TASK DIRECTIONS
Report the count of lines holding "this" in the records, with no other words.
.....
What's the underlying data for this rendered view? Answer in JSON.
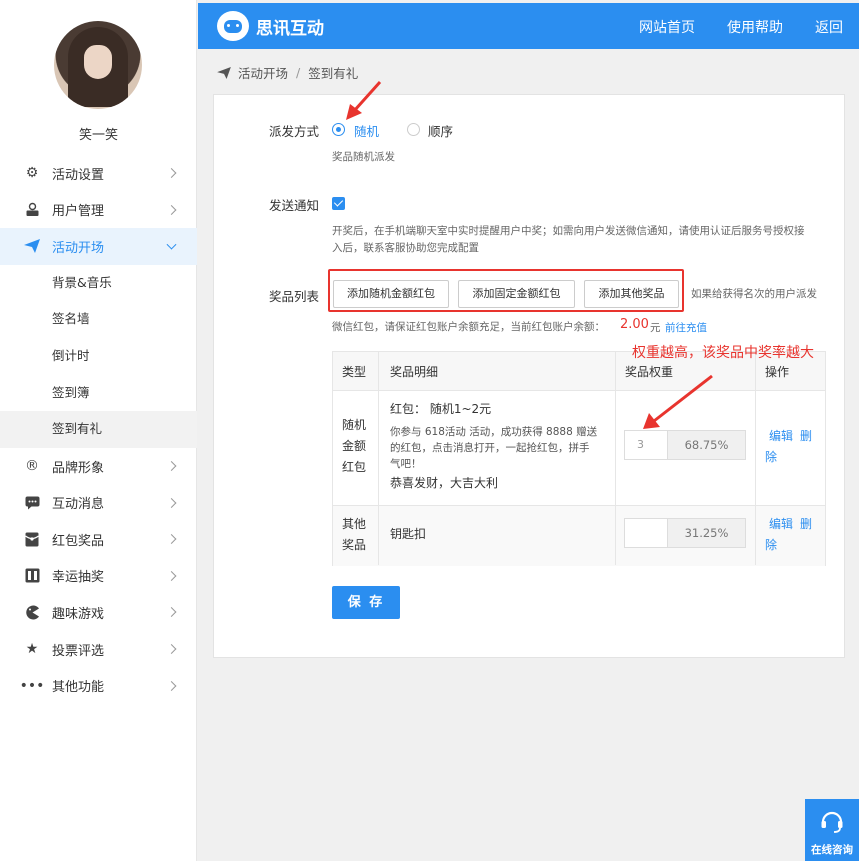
{
  "user": {
    "name": "笑一笑"
  },
  "header": {
    "brand": "思讯互动",
    "nav": [
      "网站首页",
      "使用帮助",
      "返回"
    ]
  },
  "sidebar": {
    "items": [
      {
        "label": "活动设置",
        "icon": "gears-icon"
      },
      {
        "label": "用户管理",
        "icon": "user-card-icon"
      },
      {
        "label": "活动开场",
        "icon": "paper-plane-icon",
        "active": true
      }
    ],
    "subitems": [
      "背景&音乐",
      "签名墙",
      "倒计时",
      "签到簿",
      "签到有礼"
    ],
    "items_after": [
      {
        "label": "品牌形象",
        "icon": "registered-icon"
      },
      {
        "label": "互动消息",
        "icon": "chat-icon"
      },
      {
        "label": "红包奖品",
        "icon": "red-packet-icon"
      },
      {
        "label": "幸运抽奖",
        "icon": "lottery-icon"
      },
      {
        "label": "趣味游戏",
        "icon": "game-icon"
      },
      {
        "label": "投票评选",
        "icon": "star-icon"
      },
      {
        "label": "其他功能",
        "icon": "more-icon"
      }
    ]
  },
  "breadcrumb": {
    "parent": "活动开场",
    "sep": "/",
    "current": "签到有礼"
  },
  "form": {
    "dispatch_label": "派发方式",
    "dispatch_random": "随机",
    "dispatch_order": "顺序",
    "dispatch_hint": "奖品随机派发",
    "notify_label": "发送通知",
    "notify_hint_1": "开奖后，在手机端聊天室中实时提醒用户中奖；如需向用户发送微信通知，请使用认证后服务号授权接",
    "notify_hint_2": "入后，联系客服协助您完成配置",
    "prize_label": "奖品列表",
    "btn_random_redpacket": "添加随机金额红包",
    "btn_fixed_redpacket": "添加固定金额红包",
    "btn_other_prize": "添加其他奖品",
    "prize_tail": "如果给获得名次的用户派发",
    "wechat_hint": "微信红包，请保证红包账户余额充足，当前红包账户余额：",
    "balance": "2.00",
    "balance_unit": "元",
    "recharge": "前往充值"
  },
  "table": {
    "headers": [
      "类型",
      "奖品明细",
      "奖品权重",
      "操作"
    ],
    "rows": [
      {
        "type_lines": [
          "随机",
          "金额",
          "红包"
        ],
        "detail_title": "红包：  随机1~2元",
        "detail_desc_lines": [
          "你参与 618活动 活动，成功获得 8888 赠送",
          "的红包，点击消息打开，一起抢红包，拼手",
          "气吧！"
        ],
        "detail_wish": "恭喜发财，大吉大利",
        "weight_input": "3",
        "weight_pct": "68.75%",
        "edit": "编辑",
        "delete_1": "删",
        "delete_2": "除"
      },
      {
        "type_lines": [
          "其他",
          "奖品"
        ],
        "detail_title": "钥匙扣",
        "weight_input": "",
        "weight_pct": "31.25%",
        "edit": "编辑",
        "delete_1": "删",
        "delete_2": "除"
      }
    ]
  },
  "save": "保 存",
  "annotation": "权重越高，该奖品中奖率越大",
  "consult": "在线咨询",
  "colors": {
    "primary": "#2b8ef0",
    "alert": "#e8342e"
  }
}
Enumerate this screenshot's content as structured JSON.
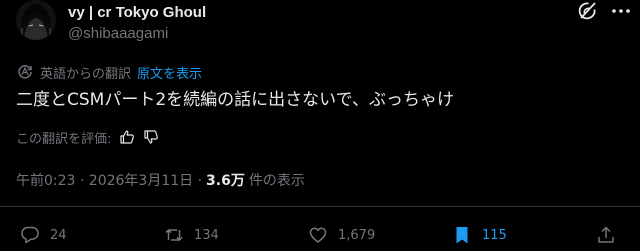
{
  "author": {
    "display_name": "vy | cr Tokyo Ghoul",
    "handle": "@shibaaagami"
  },
  "translation": {
    "label": "英語からの翻訳",
    "show_original": "原文を表示"
  },
  "tweet": {
    "text": "二度とCSMパート2を続編の話に出さないで、ぶっちゃけ"
  },
  "rate_translation": {
    "label": "この翻訳を評価:"
  },
  "meta": {
    "time": "午前0:23 · 2026年3月11日 ·",
    "views": "3.6万",
    "views_suffix": "件の表示"
  },
  "actions": {
    "replies": "24",
    "reposts": "134",
    "likes": "1,679",
    "bookmarks": "115"
  },
  "colors": {
    "background": "#000000",
    "text": "#e7e9ea",
    "secondary": "#71767b",
    "accent": "#1d9bf0"
  },
  "icons": [
    "grok-icon",
    "more-icon",
    "translate-icon",
    "thumbs-up-icon",
    "thumbs-down-icon",
    "reply-icon",
    "repost-icon",
    "like-icon",
    "bookmark-icon",
    "share-icon"
  ]
}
.....
FINAL ANSWER
2